__YOUR OBJECTIVE__
All of the material below is to be repeated exactly.

__STORED DATA__
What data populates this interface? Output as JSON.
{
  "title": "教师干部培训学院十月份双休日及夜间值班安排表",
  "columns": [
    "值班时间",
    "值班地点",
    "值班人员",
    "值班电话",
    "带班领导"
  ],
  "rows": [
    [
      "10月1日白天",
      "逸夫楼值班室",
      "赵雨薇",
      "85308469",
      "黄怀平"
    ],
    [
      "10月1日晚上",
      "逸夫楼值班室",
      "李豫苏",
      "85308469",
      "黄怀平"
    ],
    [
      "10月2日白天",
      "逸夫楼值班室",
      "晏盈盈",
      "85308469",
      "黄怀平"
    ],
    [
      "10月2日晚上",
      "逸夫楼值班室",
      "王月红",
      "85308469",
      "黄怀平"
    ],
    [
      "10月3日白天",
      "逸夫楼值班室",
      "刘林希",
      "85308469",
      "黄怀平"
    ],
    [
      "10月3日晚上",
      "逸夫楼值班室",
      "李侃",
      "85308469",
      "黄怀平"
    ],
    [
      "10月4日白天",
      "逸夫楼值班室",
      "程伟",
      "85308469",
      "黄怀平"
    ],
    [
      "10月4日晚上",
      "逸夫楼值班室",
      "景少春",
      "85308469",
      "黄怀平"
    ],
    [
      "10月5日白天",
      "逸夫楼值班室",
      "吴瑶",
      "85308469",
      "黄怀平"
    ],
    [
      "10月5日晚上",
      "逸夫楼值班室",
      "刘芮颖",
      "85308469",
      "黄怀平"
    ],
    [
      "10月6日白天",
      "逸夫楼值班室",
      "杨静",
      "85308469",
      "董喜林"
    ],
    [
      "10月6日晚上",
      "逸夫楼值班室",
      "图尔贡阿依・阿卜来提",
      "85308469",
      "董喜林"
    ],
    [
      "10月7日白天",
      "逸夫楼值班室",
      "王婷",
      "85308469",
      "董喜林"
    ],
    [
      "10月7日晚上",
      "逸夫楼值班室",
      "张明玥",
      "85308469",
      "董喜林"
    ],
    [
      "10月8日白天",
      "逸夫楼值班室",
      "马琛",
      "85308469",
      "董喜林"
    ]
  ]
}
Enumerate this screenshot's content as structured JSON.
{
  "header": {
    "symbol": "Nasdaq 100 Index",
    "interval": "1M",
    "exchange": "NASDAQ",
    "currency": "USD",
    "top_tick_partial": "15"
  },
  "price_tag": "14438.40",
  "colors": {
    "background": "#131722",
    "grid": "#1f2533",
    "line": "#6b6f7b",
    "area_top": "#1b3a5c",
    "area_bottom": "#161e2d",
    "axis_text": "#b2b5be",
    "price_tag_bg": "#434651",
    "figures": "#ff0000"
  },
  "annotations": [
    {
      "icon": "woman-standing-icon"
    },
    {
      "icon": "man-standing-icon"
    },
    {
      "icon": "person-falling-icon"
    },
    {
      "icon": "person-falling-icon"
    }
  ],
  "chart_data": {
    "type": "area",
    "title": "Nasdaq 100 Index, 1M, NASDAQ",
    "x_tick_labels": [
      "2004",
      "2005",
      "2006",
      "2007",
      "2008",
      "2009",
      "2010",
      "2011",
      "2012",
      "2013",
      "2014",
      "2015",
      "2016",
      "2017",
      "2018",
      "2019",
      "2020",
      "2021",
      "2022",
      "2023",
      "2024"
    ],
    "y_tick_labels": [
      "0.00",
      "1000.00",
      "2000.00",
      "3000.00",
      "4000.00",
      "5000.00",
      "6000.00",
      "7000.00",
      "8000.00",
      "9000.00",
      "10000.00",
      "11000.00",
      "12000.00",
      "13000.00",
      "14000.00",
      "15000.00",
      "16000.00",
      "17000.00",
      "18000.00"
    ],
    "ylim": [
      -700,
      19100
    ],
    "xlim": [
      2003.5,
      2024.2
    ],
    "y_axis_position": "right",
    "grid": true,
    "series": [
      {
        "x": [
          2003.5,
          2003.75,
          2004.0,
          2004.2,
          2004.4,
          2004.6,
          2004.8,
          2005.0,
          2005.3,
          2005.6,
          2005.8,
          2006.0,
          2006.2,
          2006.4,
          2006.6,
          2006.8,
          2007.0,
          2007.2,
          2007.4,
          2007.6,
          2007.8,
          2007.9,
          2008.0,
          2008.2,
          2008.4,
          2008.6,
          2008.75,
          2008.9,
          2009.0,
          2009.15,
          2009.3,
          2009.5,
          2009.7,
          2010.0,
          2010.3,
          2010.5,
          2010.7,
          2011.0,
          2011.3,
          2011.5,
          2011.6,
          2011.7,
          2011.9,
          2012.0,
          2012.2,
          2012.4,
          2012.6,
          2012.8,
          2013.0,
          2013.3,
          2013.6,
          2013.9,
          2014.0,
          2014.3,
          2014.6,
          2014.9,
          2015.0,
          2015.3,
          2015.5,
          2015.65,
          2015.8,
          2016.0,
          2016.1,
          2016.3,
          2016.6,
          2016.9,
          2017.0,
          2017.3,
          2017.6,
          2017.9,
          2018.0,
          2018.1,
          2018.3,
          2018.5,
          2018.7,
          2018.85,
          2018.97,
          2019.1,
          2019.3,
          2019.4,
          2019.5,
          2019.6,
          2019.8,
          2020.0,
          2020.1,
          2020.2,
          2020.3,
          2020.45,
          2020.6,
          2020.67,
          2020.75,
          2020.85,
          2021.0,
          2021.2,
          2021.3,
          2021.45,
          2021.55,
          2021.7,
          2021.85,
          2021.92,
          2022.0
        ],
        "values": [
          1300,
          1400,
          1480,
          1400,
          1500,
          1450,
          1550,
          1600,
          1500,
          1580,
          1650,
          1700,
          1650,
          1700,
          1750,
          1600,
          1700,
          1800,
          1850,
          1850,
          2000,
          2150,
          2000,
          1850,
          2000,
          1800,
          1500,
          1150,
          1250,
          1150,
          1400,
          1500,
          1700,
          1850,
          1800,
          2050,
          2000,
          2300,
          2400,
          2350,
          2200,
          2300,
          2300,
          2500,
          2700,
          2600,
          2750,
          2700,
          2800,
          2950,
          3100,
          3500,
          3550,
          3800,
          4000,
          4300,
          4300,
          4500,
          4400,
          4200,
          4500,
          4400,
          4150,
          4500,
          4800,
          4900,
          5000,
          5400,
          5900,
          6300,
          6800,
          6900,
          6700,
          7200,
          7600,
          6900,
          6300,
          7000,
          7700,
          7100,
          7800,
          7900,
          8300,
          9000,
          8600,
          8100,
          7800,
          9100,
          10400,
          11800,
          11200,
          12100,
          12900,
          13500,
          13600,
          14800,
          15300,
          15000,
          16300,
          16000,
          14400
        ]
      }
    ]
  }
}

__FULL OUTPUT__
What data populates this interface? Output as JSON.
{
  "title": "教师干部培训学院十月份双休日及夜间值班安排表",
  "columns": [
    "值班时间",
    "值班地点",
    "值班人员",
    "值班电话",
    "带班领导"
  ],
  "rows": [
    [
      "10月1日白天",
      "逸夫楼值班室",
      "赵雨薇",
      "85308469",
      "黄怀平"
    ],
    [
      "10月1日晚上",
      "逸夫楼值班室",
      "李豫苏",
      "85308469",
      "黄怀平"
    ],
    [
      "10月2日白天",
      "逸夫楼值班室",
      "晏盈盈",
      "85308469",
      "黄怀平"
    ],
    [
      "10月2日晚上",
      "逸夫楼值班室",
      "王月红",
      "85308469",
      "黄怀平"
    ],
    [
      "10月3日白天",
      "逸夫楼值班室",
      "刘林希",
      "85308469",
      "黄怀平"
    ],
    [
      "10月3日晚上",
      "逸夫楼值班室",
      "李侃",
      "85308469",
      "黄怀平"
    ],
    [
      "10月4日白天",
      "逸夫楼值班室",
      "程伟",
      "85308469",
      "黄怀平"
    ],
    [
      "10月4日晚上",
      "逸夫楼值班室",
      "景少春",
      "85308469",
      "黄怀平"
    ],
    [
      "10月5日白天",
      "逸夫楼值班室",
      "吴瑶",
      "85308469",
      "黄怀平"
    ],
    [
      "10月5日晚上",
      "逸夫楼值班室",
      "刘芮颖",
      "85308469",
      "黄怀平"
    ],
    [
      "10月6日白天",
      "逸夫楼值班室",
      "杨静",
      "85308469",
      "董喜林"
    ],
    [
      "10月6日晚上",
      "逸夫楼值班室",
      "图尔贡阿依・阿卜来提",
      "85308469",
      "董喜林"
    ],
    [
      "10月7日白天",
      "逸夫楼值班室",
      "王婷",
      "85308469",
      "董喜林"
    ],
    [
      "10月7日晚上",
      "逸夫楼值班室",
      "张明玥",
      "85308469",
      "董喜林"
    ],
    [
      "10月8日白天",
      "逸夫楼值班室",
      "马琛",
      "85308469",
      "董喜林"
    ]
  ]
}
Enumerate this screenshot's content as structured JSON.
{
  "header": {
    "symbol": "Nasdaq 100 Index",
    "interval": "1M",
    "exchange": "NASDAQ",
    "currency": "USD",
    "top_tick_partial": "15"
  },
  "price_tag": "14438.40",
  "colors": {
    "background": "#131722",
    "grid": "#1f2533",
    "line": "#6b6f7b",
    "area_top": "#1b3a5c",
    "area_bottom": "#161e2d",
    "axis_text": "#b2b5be",
    "price_tag_bg": "#434651",
    "figures": "#ff0000"
  },
  "annotations": [
    {
      "icon": "woman-standing-icon"
    },
    {
      "icon": "man-standing-icon"
    },
    {
      "icon": "person-falling-icon"
    },
    {
      "icon": "person-falling-icon"
    }
  ],
  "chart_data": {
    "type": "area",
    "title": "Nasdaq 100 Index, 1M, NASDAQ",
    "x_tick_labels": [
      "2004",
      "2005",
      "2006",
      "2007",
      "2008",
      "2009",
      "2010",
      "2011",
      "2012",
      "2013",
      "2014",
      "2015",
      "2016",
      "2017",
      "2018",
      "2019",
      "2020",
      "2021",
      "2022",
      "2023",
      "2024"
    ],
    "y_tick_labels": [
      "0.00",
      "1000.00",
      "2000.00",
      "3000.00",
      "4000.00",
      "5000.00",
      "6000.00",
      "7000.00",
      "8000.00",
      "9000.00",
      "10000.00",
      "11000.00",
      "12000.00",
      "13000.00",
      "14000.00",
      "15000.00",
      "16000.00",
      "17000.00",
      "18000.00"
    ],
    "ylim": [
      -700,
      19100
    ],
    "xlim": [
      2003.5,
      2024.2
    ],
    "y_axis_position": "right",
    "grid": true,
    "series": [
      {
        "x": [
          2003.5,
          2003.75,
          2004.0,
          2004.2,
          2004.4,
          2004.6,
          2004.8,
          2005.0,
          2005.3,
          2005.6,
          2005.8,
          2006.0,
          2006.2,
          2006.4,
          2006.6,
          2006.8,
          2007.0,
          2007.2,
          2007.4,
          2007.6,
          2007.8,
          2007.9,
          2008.0,
          2008.2,
          2008.4,
          2008.6,
          2008.75,
          2008.9,
          2009.0,
          2009.15,
          2009.3,
          2009.5,
          2009.7,
          2010.0,
          2010.3,
          2010.5,
          2010.7,
          2011.0,
          2011.3,
          2011.5,
          2011.6,
          2011.7,
          2011.9,
          2012.0,
          2012.2,
          2012.4,
          2012.6,
          2012.8,
          2013.0,
          2013.3,
          2013.6,
          2013.9,
          2014.0,
          2014.3,
          2014.6,
          2014.9,
          2015.0,
          2015.3,
          2015.5,
          2015.65,
          2015.8,
          2016.0,
          2016.1,
          2016.3,
          2016.6,
          2016.9,
          2017.0,
          2017.3,
          2017.6,
          2017.9,
          2018.0,
          2018.1,
          2018.3,
          2018.5,
          2018.7,
          2018.85,
          2018.97,
          2019.1,
          2019.3,
          2019.4,
          2019.5,
          2019.6,
          2019.8,
          2020.0,
          2020.1,
          2020.2,
          2020.3,
          2020.45,
          2020.6,
          2020.67,
          2020.75,
          2020.85,
          2021.0,
          2021.2,
          2021.3,
          2021.45,
          2021.55,
          2021.7,
          2021.85,
          2021.92,
          2022.0
        ],
        "values": [
          1300,
          1400,
          1480,
          1400,
          1500,
          1450,
          1550,
          1600,
          1500,
          1580,
          1650,
          1700,
          1650,
          1700,
          1750,
          1600,
          1700,
          1800,
          1850,
          1850,
          2000,
          2150,
          2000,
          1850,
          2000,
          1800,
          1500,
          1150,
          1250,
          1150,
          1400,
          1500,
          1700,
          1850,
          1800,
          2050,
          2000,
          2300,
          2400,
          2350,
          2200,
          2300,
          2300,
          2500,
          2700,
          2600,
          2750,
          2700,
          2800,
          2950,
          3100,
          3500,
          3550,
          3800,
          4000,
          4300,
          4300,
          4500,
          4400,
          4200,
          4500,
          4400,
          4150,
          4500,
          4800,
          4900,
          5000,
          5400,
          5900,
          6300,
          6800,
          6900,
          6700,
          7200,
          7600,
          6900,
          6300,
          7000,
          7700,
          7100,
          7800,
          7900,
          8300,
          9000,
          8600,
          8100,
          7800,
          9100,
          10400,
          11800,
          11200,
          12100,
          12900,
          13500,
          13600,
          14800,
          15300,
          15000,
          16300,
          16000,
          14400
        ]
      }
    ]
  }
}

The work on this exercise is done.